## start Dataset content
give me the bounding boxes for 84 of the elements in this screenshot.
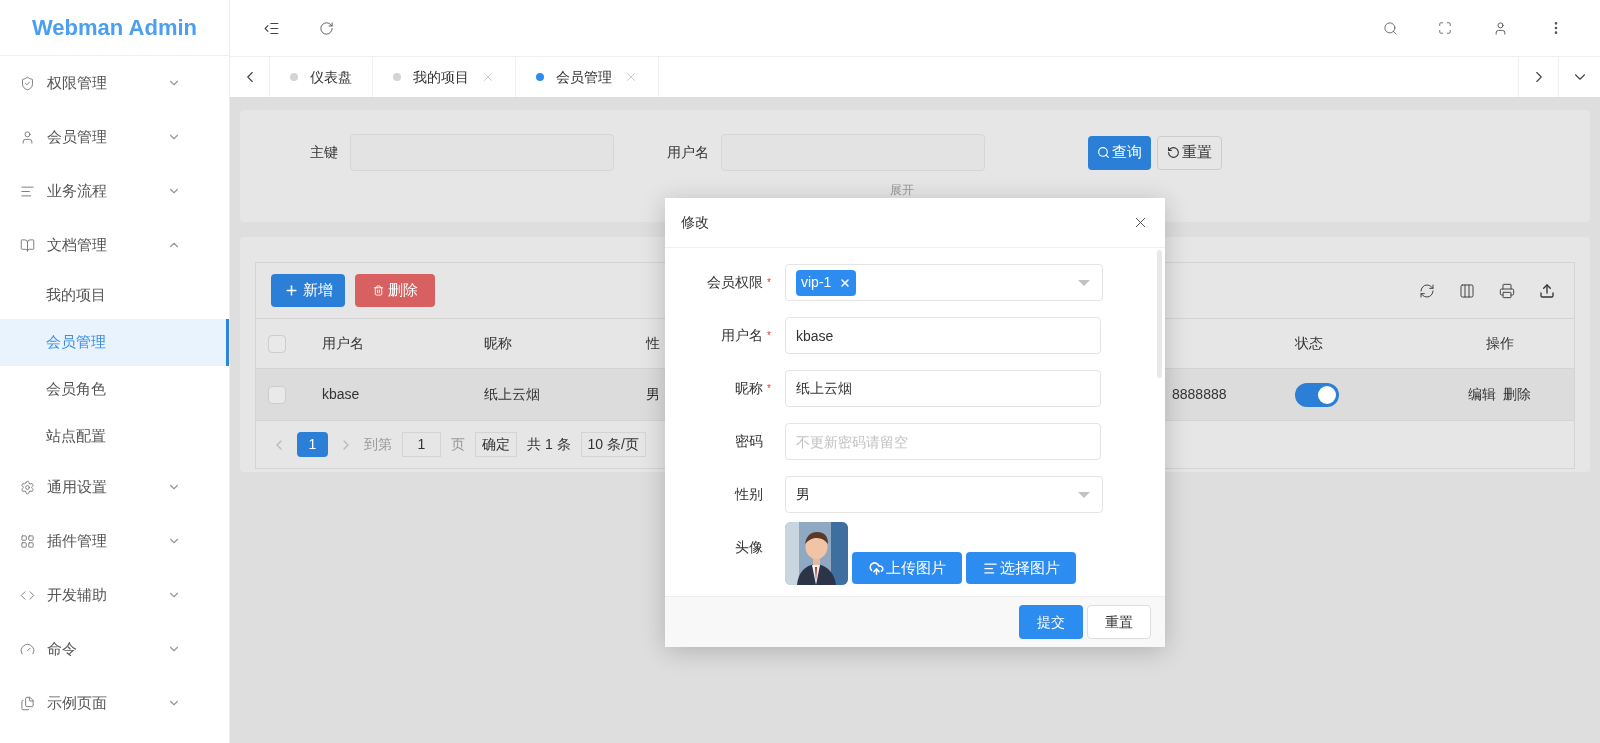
dropdown-icon [1078,279,1090,286]
status-toggle[interactable] [1295,382,1339,407]
select-field[interactable]: 男 [785,476,1103,513]
plus-icon [283,283,299,298]
action-link[interactable]: 编辑 [1468,384,1496,405]
tag: vip-1 [796,269,857,296]
settings-icon [20,479,35,495]
column-header: 昵称 [484,335,512,351]
shield-icon [20,75,35,91]
table-cell: 男 [646,386,660,402]
total-count: 共 1 条 [527,435,571,454]
page-size-select[interactable]: 10 条/页 [580,432,646,457]
required-mark: * [767,329,772,343]
book-icon [20,237,35,253]
search-button[interactable]: 查询 [1088,135,1151,170]
page-number[interactable]: 1 [297,432,328,457]
action-link[interactable]: 删除 [1503,384,1531,405]
sidebar-item[interactable]: 权限管理 [0,56,229,110]
table-cell: 8888888 [1172,386,1227,402]
sidebar-item[interactable]: 业务流程 [0,164,229,218]
sidebar-item[interactable]: 开发辅助 [0,568,229,622]
checkbox[interactable] [268,385,286,404]
fullscreen-icon[interactable] [1438,21,1452,35]
page-input[interactable]: 1 [402,432,441,457]
user-icon[interactable] [1493,20,1508,36]
submenu-item[interactable]: 会员角色 [0,366,229,413]
field-label: 用户名 [666,143,709,162]
field-label: 主键 [309,143,338,162]
user-icon [20,129,35,145]
search-icon[interactable] [1383,20,1398,36]
lines-icon [982,560,998,576]
sidebar-item[interactable]: 插件管理 [0,514,229,568]
trash-icon [372,285,384,296]
column-header: 性 [646,335,660,351]
cloud-upload-icon [868,560,884,576]
column-header: 状态 [1295,335,1323,351]
submenu-item[interactable]: 站点配置 [0,413,229,460]
reset-button[interactable]: 重置 [1157,135,1222,170]
print-icon[interactable] [1499,282,1515,299]
input-field[interactable]: 纸上云烟 [785,370,1101,407]
sidebar-item[interactable]: 文档管理 [0,218,229,272]
files-icon [20,695,35,711]
sidebar-item[interactable]: 通用设置 [0,460,229,514]
confirm-button[interactable]: 确定 [475,432,517,457]
tab[interactable]: 我的项目 [373,57,516,97]
field-label: 会员权限 [707,273,763,292]
table-cell: kbase [322,386,360,402]
field-label: 用户名 [721,326,763,345]
gauge-icon [20,641,35,657]
refresh-icon[interactable] [319,20,334,36]
app-logo: Webman Admin [32,14,197,42]
dialog-title: 修改 [681,213,710,232]
field-label: 昵称 [735,379,763,398]
field-label: 头像 [735,538,763,557]
goto-label: 到第 [364,435,392,454]
refresh-icon[interactable] [1419,282,1435,299]
dropdown-icon [1078,491,1090,498]
required-mark: * [767,276,772,290]
column-header: 用户名 [322,335,364,351]
input-field[interactable]: kbase [785,317,1101,354]
add-button[interactable]: 新增 [271,274,345,307]
export-icon[interactable] [1539,282,1555,299]
grid-icon [20,533,35,549]
submenu-item[interactable]: 我的项目 [0,272,229,319]
table-cell: 纸上云烟 [484,386,540,402]
column-header: 操作 [1485,335,1514,351]
sidebar-item[interactable]: 会员管理 [0,110,229,164]
sidebar-item[interactable]: 示例页面 [0,676,229,730]
input-field[interactable]: 不更新密码请留空 [785,423,1101,460]
reset-icon [1167,146,1180,159]
remove-icon[interactable] [839,276,852,289]
checkbox[interactable] [268,334,286,353]
page-label: 页 [451,435,465,454]
delete-button[interactable]: 删除 [355,274,435,307]
tab[interactable]: 会员管理 [516,57,659,97]
required-mark: * [767,382,772,396]
tab[interactable]: 仪表盘 [270,57,373,97]
columns-icon[interactable] [1459,282,1475,299]
sidebar-item[interactable]: 命令 [0,622,229,676]
reset-button[interactable]: 重置 [1087,605,1151,639]
field-label: 性别 [735,485,763,504]
search-icon [1097,146,1110,159]
lines-icon [20,183,35,199]
field-label: 密码 [735,432,763,451]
## end Dataset content
### What is expected
Can you put every line of the records above into a JSON list of strings, with one string per line, no blank lines, and the pictures left out?

### Reply
[
  "give me the bounding boxes for 84 of the elements in this screenshot.",
  "dropdown-icon [1078,279,1090,286]",
  "status-toggle[interactable] [1295,382,1339,407]",
  "select-field[interactable]: 男 [785,476,1103,513]",
  "plus-icon [283,283,299,298]",
  "action-link[interactable]: 编辑 [1468,384,1496,405]",
  "tag: vip-1 [796,269,857,296]",
  "settings-icon [20,479,35,495]",
  "column-header: 昵称 [484,335,512,351]",
  "shield-icon [20,75,35,91]",
  "table-cell: 男 [646,386,660,402]",
  "total-count: 共 1 条 [527,435,571,454]",
  "page-size-select[interactable]: 10 条/页 [580,432,646,457]",
  "required-mark: * [767,329,772,343]",
  "book-icon [20,237,35,253]",
  "search-button[interactable]: 查询 [1088,135,1151,170]",
  "page-number[interactable]: 1 [297,432,328,457]",
  "action-link[interactable]: 删除 [1503,384,1531,405]",
  "sidebar-item[interactable]: 权限管理 [0,56,229,110]",
  "table-cell: 8888888 [1172,386,1227,402]",
  "sidebar-item[interactable]: 业务流程 [0,164,229,218]",
  "sidebar-item[interactable]: 开发辅助 [0,568,229,622]",
  "checkbox[interactable] [268,385,286,404]",
  "fullscreen-icon[interactable] [1438,21,1452,35]",
  "page-input[interactable]: 1 [402,432,441,457]",
  "user-icon[interactable] [1493,20,1508,36]",
  "submenu-item[interactable]: 会员角色 [0,366,229,413]",
  "field-label: 用户名 [666,143,709,162]",
  "field-label: 主键 [309,143,338,162]",
  "user-icon [20,129,35,145]",
  "search-icon[interactable] [1383,20,1398,36]",
  "lines-icon [982,560,998,576]",
  "sidebar-item[interactable]: 插件管理 [0,514,229,568]",
  "trash-icon [372,285,384,296]",
  "column-header: 性 [646,335,660,351]",
  "cloud-upload-icon [868,560,884,576]",
  "column-header: 状态 [1295,335,1323,351]",
  "submenu-item[interactable]: 站点配置 [0,413,229,460]",
  "reset-button[interactable]: 重置 [1157,135,1222,170]",
  "print-icon[interactable] [1499,282,1515,299]",
  "input-field[interactable]: 纸上云烟 [785,370,1101,407]",
  "sidebar-item[interactable]: 文档管理 [0,218,229,272]",
  "files-icon [20,695,35,711]",
  "sidebar-item[interactable]: 通用设置 [0,460,229,514]",
  "confirm-button[interactable]: 确定 [475,432,517,457]",
  "tab[interactable]: 我的项目 [373,57,516,97]",
  "field-label: 会员权限 [707,273,763,292]",
  "table-cell: kbase [322,386,360,402]",
  "field-label: 用户名 [721,326,763,345]",
  "gauge-icon [20,641,35,657]",
  "refresh-icon[interactable] [319,20,334,36]",
  "app-logo: Webman Admin [32,14,197,42]",
  "dialog-title: 修改 [681,213,710,232]",
  "field-label: 昵称 [735,379,763,398]",
  "field-label: 头像 [735,538,763,557]",
  "goto-label: 到第 [364,435,392,454]",
  "refresh-icon[interactable] [1419,282,1435,299]",
  "dropdown-icon [1078,491,1090,498]",
  "required-mark: * [767,276,772,290]",
  "column-header: 用户名 [322,335,364,351]",
  "input-field[interactable]: kbase [785,317,1101,354]",
  "add-button[interactable]: 新增 [271,274,345,307]",
  "export-icon[interactable] [1539,282,1555,299]",
  "grid-icon [20,533,35,549]",
  "submenu-item[interactable]: 我的项目 [0,272,229,319]",
  "table-cell: 纸上云烟 [484,386,540,402]",
  "column-header: 操作 [1485,335,1514,351]",
  "sidebar-item[interactable]: 会员管理 [0,110,229,164]",
  "sidebar-item[interactable]: 示例页面 [0,676,229,730]",
  "input-field[interactable]: 不更新密码请留空 [785,423,1101,460]",
  "reset-icon [1167,146,1180,159]",
  "remove-icon[interactable] [839,276,852,289]",
  "checkbox[interactable] [268,334,286,353]",
  "page-label: 页 [451,435,465,454]",
  "delete-button[interactable]: 删除 [355,274,435,307]",
  "tab[interactable]: 会员管理 [516,57,659,97]",
  "required-mark: * [767,382,772,396]",
  "tab[interactable]: 仪表盘 [270,57,373,97]",
  "columns-icon[interactable] [1459,282,1475,299]",
  "sidebar-item[interactable]: 命令 [0,622,229,676]",
  "reset-button[interactable]: 重置 [1087,605,1151,639]",
  "field-label: 性别 [735,485,763,504]",
  "search-icon [1097,146,1110,159]",
  "lines-icon [20,183,35,199]",
  "field-label: 密码 [735,432,763,451]"
]